▸ **Goal**:
Find the line containing "Read this page and output its text content.". Quote it and every line after it, exactly, through the end; skip pictures.

[Source records]
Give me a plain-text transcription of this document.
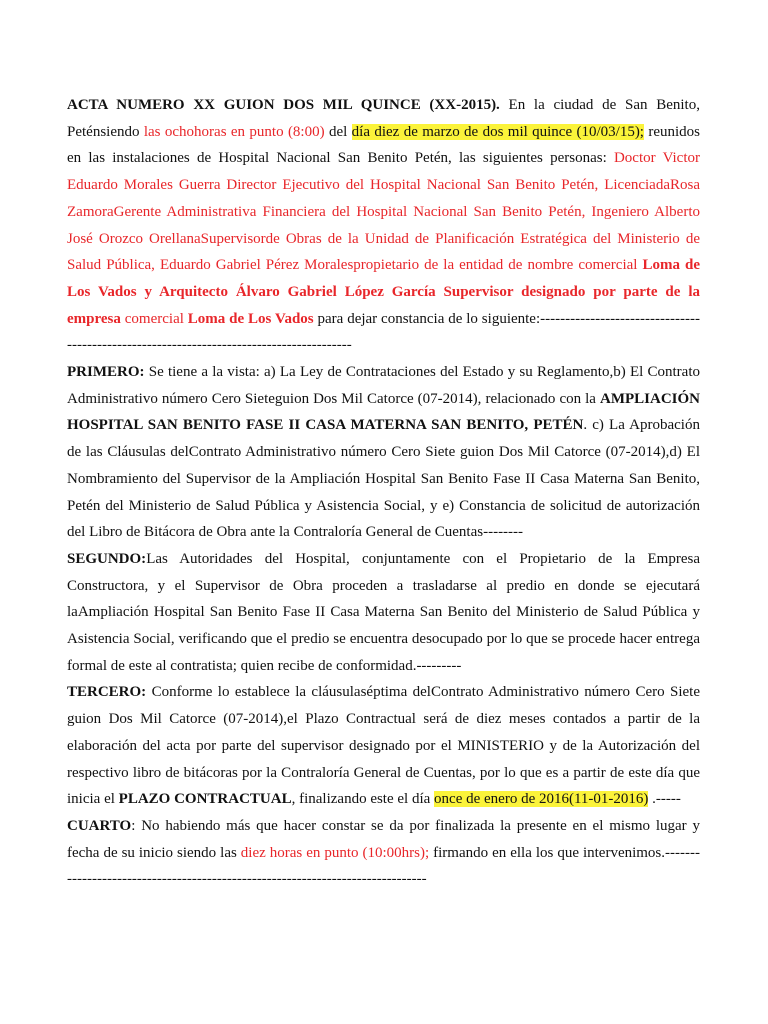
ACTA NUMERO XX GUION DOS MIL QUINCE (XX-2015). En la ciudad de San Benito, Peténsiendo las ochohoras en punto (8:00) del día diez de marzo de dos mil quince (10/03/15); reunidos en las instalaciones de Hospital Nacional San Benito Petén, las siguientes personas: Doctor Victor Eduardo Morales Guerra Director Ejecutivo del Hospital Nacional San Benito Petén, LicenciadaRosa ZamoraGerente Administrativa Financiera del Hospital Nacional San Benito Petén, Ingeniero Alberto José Orozco OrellanaSupervisorde Obras de la Unidad de Planificación Estratégica del Ministerio de Salud Pública, Eduardo Gabriel Pérez Moralespropietario de la entidad de nombre comercial Loma de Los Vados y Arquitecto Álvaro Gabriel López García Supervisor designado por parte de la empresa comercial Loma de Los Vados para dejar constancia de lo siguiente:-----------------------------------------------------------------------------------------

PRIMERO: Se tiene a la vista: a) La Ley de Contrataciones del Estado y su Reglamento,b) El Contrato Administrativo número Cero Sieteguion Dos Mil Catorce (07-2014), relacionado con la AMPLIACIÓN HOSPITAL SAN BENITO FASE II CASA MATERNA SAN BENITO, PETÉN. c) La Aprobación de las Cláusulas delContrato Administrativo número Cero Siete guion Dos Mil Catorce (07-2014),d) El Nombramiento del Supervisor de la Ampliación Hospital San Benito Fase II Casa Materna San Benito, Petén del Ministerio de Salud Pública y Asistencia Social, y e) Constancia de solicitud de autorización del Libro de Bitácora de Obra ante la Contraloría General de Cuentas--------

SEGUNDO:Las Autoridades del Hospital, conjuntamente con el Propietario de la Empresa Constructora, y el Supervisor de Obra proceden a trasladarse al predio en donde se ejecutará laAmpliación Hospital San Benito Fase II Casa Materna San Benito del Ministerio de Salud Pública y Asistencia Social, verificando que el predio se encuentra desocupado por lo que se procede hacer entrega formal de este al contratista; quien recibe de conformidad.---------

TERCERO: Conforme lo establece la cláusulaséptima delContrato Administrativo número Cero Siete guion Dos Mil Catorce (07-2014),el Plazo Contractual será de diez meses contados a partir de la elaboración del acta por parte del supervisor designado por el MINISTERIO y de la Autorización del respectivo libro de bitácoras por la Contraloría General de Cuentas, por lo que es a partir de este día que inicia el PLAZO CONTRACTUAL, finalizando este el día once de enero de 2016(11-01-2016) .-----

CUARTO: No habiendo más que hacer constar se da por finalizada la presente en el mismo lugar y fecha de su inicio siendo las diez horas en punto (10:00hrs); firmando en ella los que intervenimos.-------------------------------------------------------------------------------
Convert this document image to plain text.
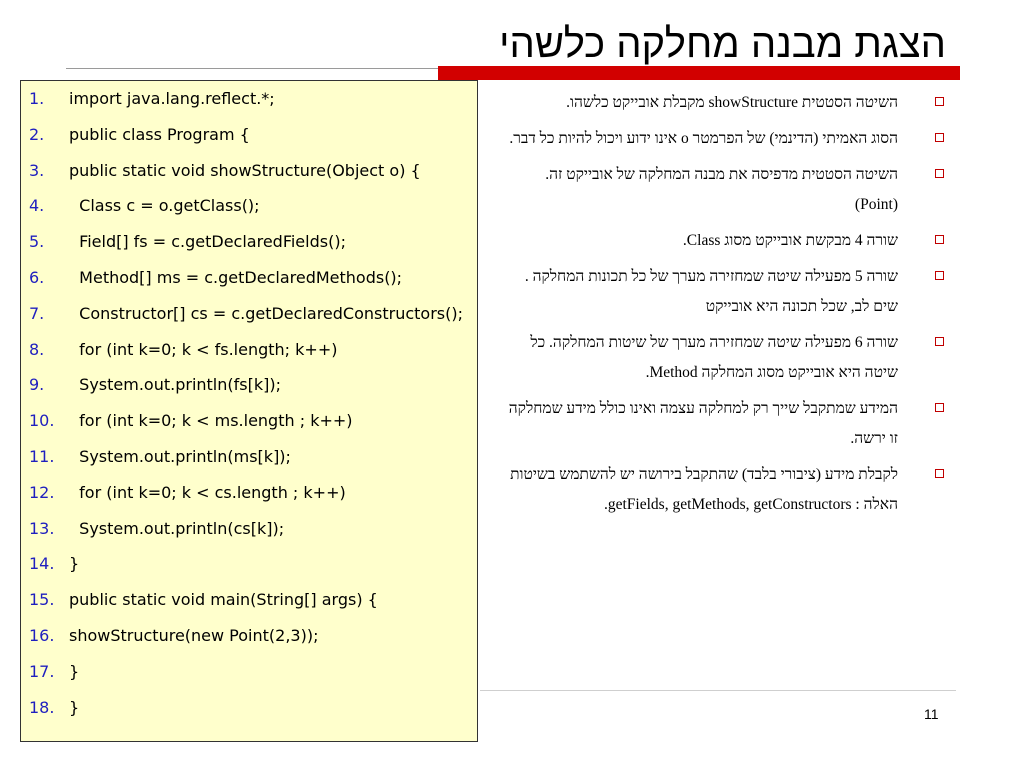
הצגת מבנה מחלקה כלשהי
1. import java.lang.reflect.*;
2. public class Program {
3. public static void showStructure(Object o) {
4. Class c = o.getClass();
5. Field[] fs = c.getDeclaredFields();
6. Method[] ms = c.getDeclaredMethods();
7. Constructor[] cs = c.getDeclaredConstructors();
8. for (int k=0; k < fs.length; k++)
9. System.out.println(fs[k]);
10. for (int k=0; k < ms.length ; k++)
11. System.out.println(ms[k]);
12. for (int k=0; k < cs.length ; k++)
13. System.out.println(cs[k]);
14. }
15. public static void main(String[] args) {
16. showStructure(new Point(2,3));
17. }
18. }
השיטה הסטטית showStructure מקבלת אובייקט כלשהו.
הסוג האמיתי (הדינמי) של הפרמטר o אינו ידוע ויכול להיות כל דבר.
השיטה הסטטית מדפיסה את מבנה המחלקה של אובייקט זה. (Point)
שורה 4 מבקשת אובייקט מסוג Class.
שורה 5 מפעילה שיטה שמחזירה מערך של כל תכונות המחלקה . שים לב, שכל תכונה היא אובייקט
שורה 6 מפעילה שיטה שמחזירה מערך של שיטות המחלקה. כל שיטה היא אובייקט מסוג המחלקה Method.
המידע שמתקבל שייך רק למחלקה עצמה ואינו כולל מידע שמחלקה זו ירשה.
לקבלת מידע (ציבורי בלבד) שהתקבל בירושה יש להשתמש בשיטות האלה : getFields, getMethods, getConstructors.
11
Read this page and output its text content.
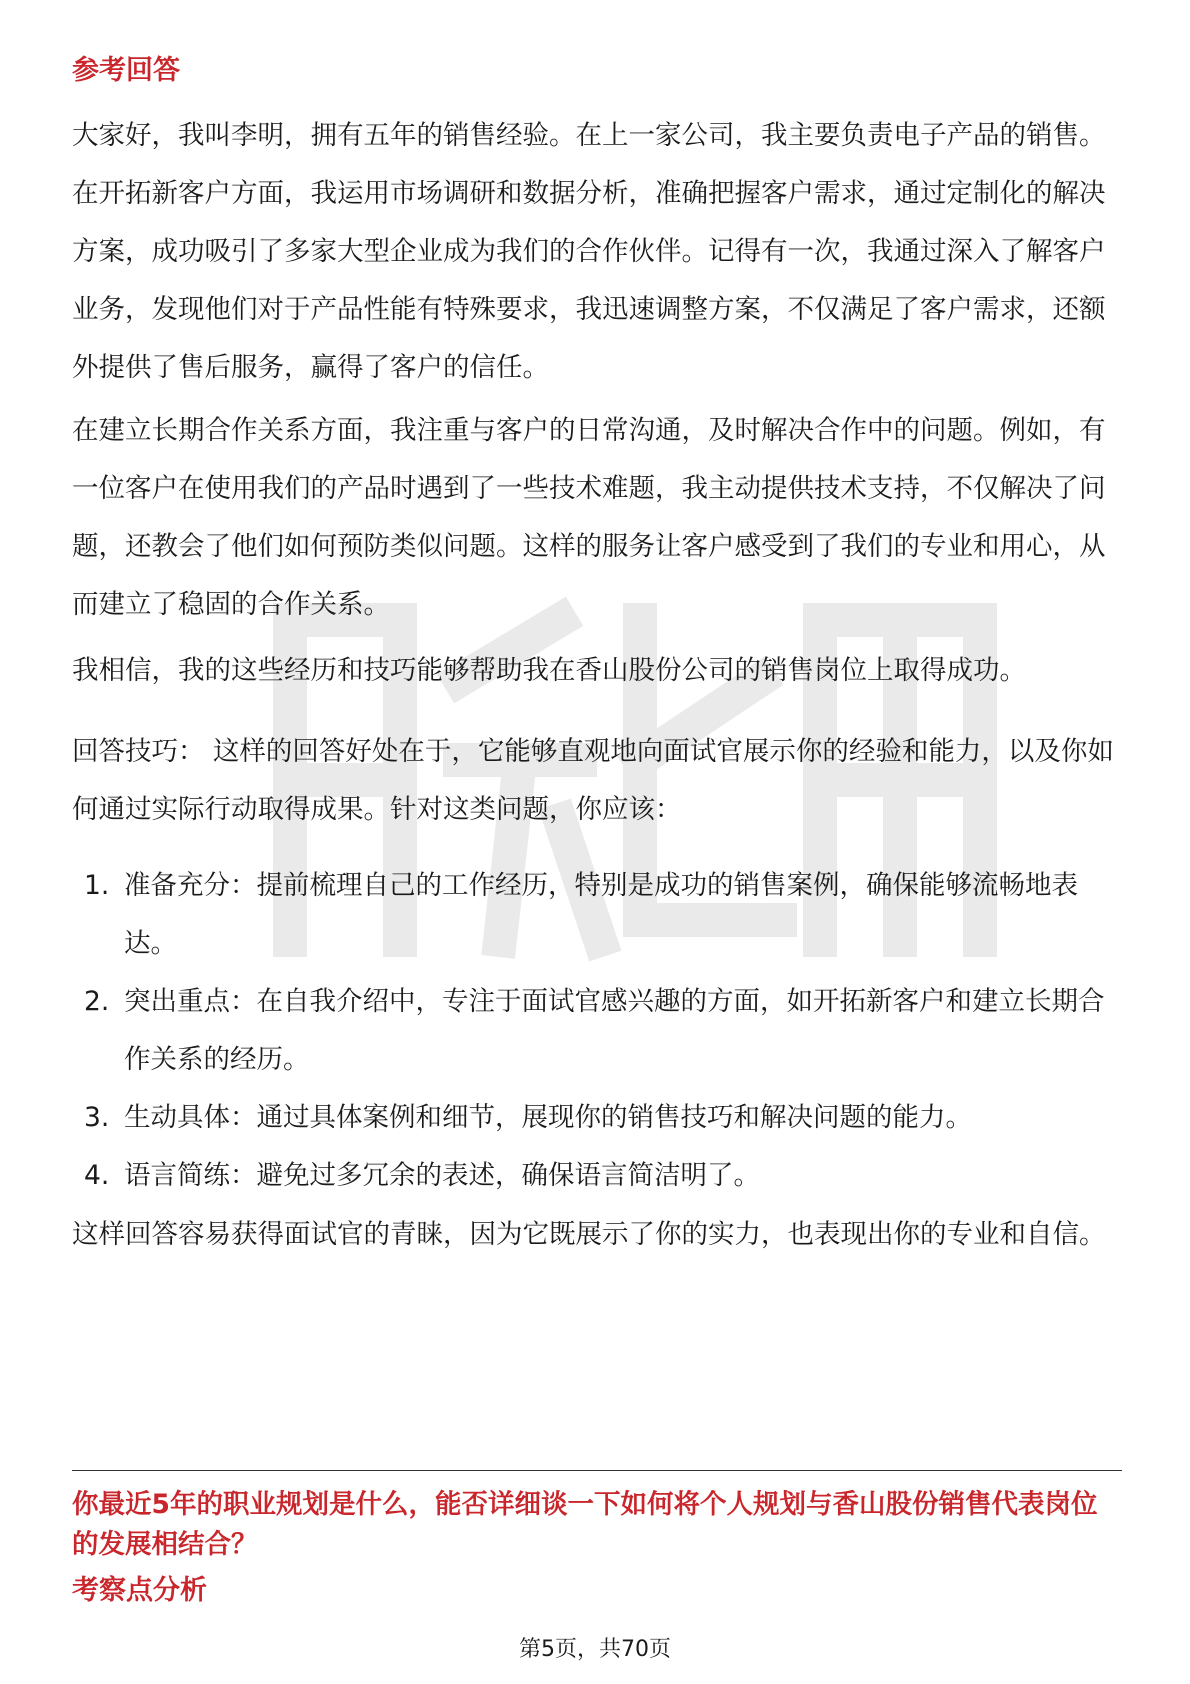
参考回答

大家好，我叫李明，拥有五年的销售经验。在上一家公司，我主要负责电子产品的销售。在开拓新客户方面，我运用市场调研和数据分析，准确把握客户需求，通过定制化的解决方案，成功吸引了多家大型企业成为我们的合作伙伴。记得有一次，我通过深入了解客户业务，发现他们对于产品性能有特殊要求，我迅速调整方案，不仅满足了客户需求，还额外提供了售后服务，赢得了客户的信任。

在建立长期合作关系方面，我注重与客户的日常沟通，及时解决合作中的问题。例如，有一位客户在使用我们的产品时遇到了一些技术难题，我主动提供技术支持，不仅解决了问题，还教会了他们如何预防类似问题。这样的服务让客户感受到了我们的专业和用心，从而建立了稳固的合作关系。

我相信，我的这些经历和技巧能够帮助我在香山股份公司的销售岗位上取得成功。

回答技巧： 这样的回答好处在于，它能够直观地向面试官展示你的经验和能力，以及你如何通过实际行动取得成果。针对这类问题，你应该：

1. 准备充分：提前梳理自己的工作经历，特别是成功的销售案例，确保能够流畅地表达。
2. 突出重点：在自我介绍中，专注于面试官感兴趣的方面，如开拓新客户和建立长期合作关系的经历。
3. 生动具体：通过具体案例和细节，展现你的销售技巧和解决问题的能力。
4. 语言简练：避免过多冗余的表述，确保语言简洁明了。

这样回答容易获得面试官的青睐，因为它既展示了你的实力，也表现出你的专业和自信。

你最近5年的职业规划是什么，能否详细谈一下如何将个人规划与香山股份销售代表岗位的发展相结合？

考察点分析
第5页，共70页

▸ **Result for this task**:
Read this page and output its text content.
参考回答

大家好，我叫李明，拥有五年的销售经验。在上一家公司，我主要负责电子产品的销售。在开拓新客户方面，我运用市场调研和数据分析，准确把握客户需求，通过定制化的解决方案，成功吸引了多家大型企业成为我们的合作伙伴。记得有一次，我通过深入了解客户业务，发现他们对于产品性能有特殊要求，我迅速调整方案，不仅满足了客户需求，还额外提供了售后服务，赢得了客户的信任。

在建立长期合作关系方面，我注重与客户的日常沟通，及时解决合作中的问题。例如，有一位客户在使用我们的产品时遇到了一些技术难题，我主动提供技术支持，不仅解决了问题，还教会了他们如何预防类似问题。这样的服务让客户感受到了我们的专业和用心，从而建立了稳固的合作关系。

我相信，我的这些经历和技巧能够帮助我在香山股份公司的销售岗位上取得成功。

回答技巧： 这样的回答好处在于，它能够直观地向面试官展示你的经验和能力，以及你如何通过实际行动取得成果。针对这类问题，你应该：

1. 准备充分：提前梳理自己的工作经历，特别是成功的销售案例，确保能够流畅地表达。
2. 突出重点：在自我介绍中，专注于面试官感兴趣的方面，如开拓新客户和建立长期合作关系的经历。
3. 生动具体：通过具体案例和细节，展现你的销售技巧和解决问题的能力。
4. 语言简练：避免过多冗余的表述，确保语言简洁明了。

这样回答容易获得面试官的青睐，因为它既展示了你的实力，也表现出你的专业和自信。

你最近5年的职业规划是什么，能否详细谈一下如何将个人规划与香山股份销售代表岗位的发展相结合？

考察点分析
第5页，共70页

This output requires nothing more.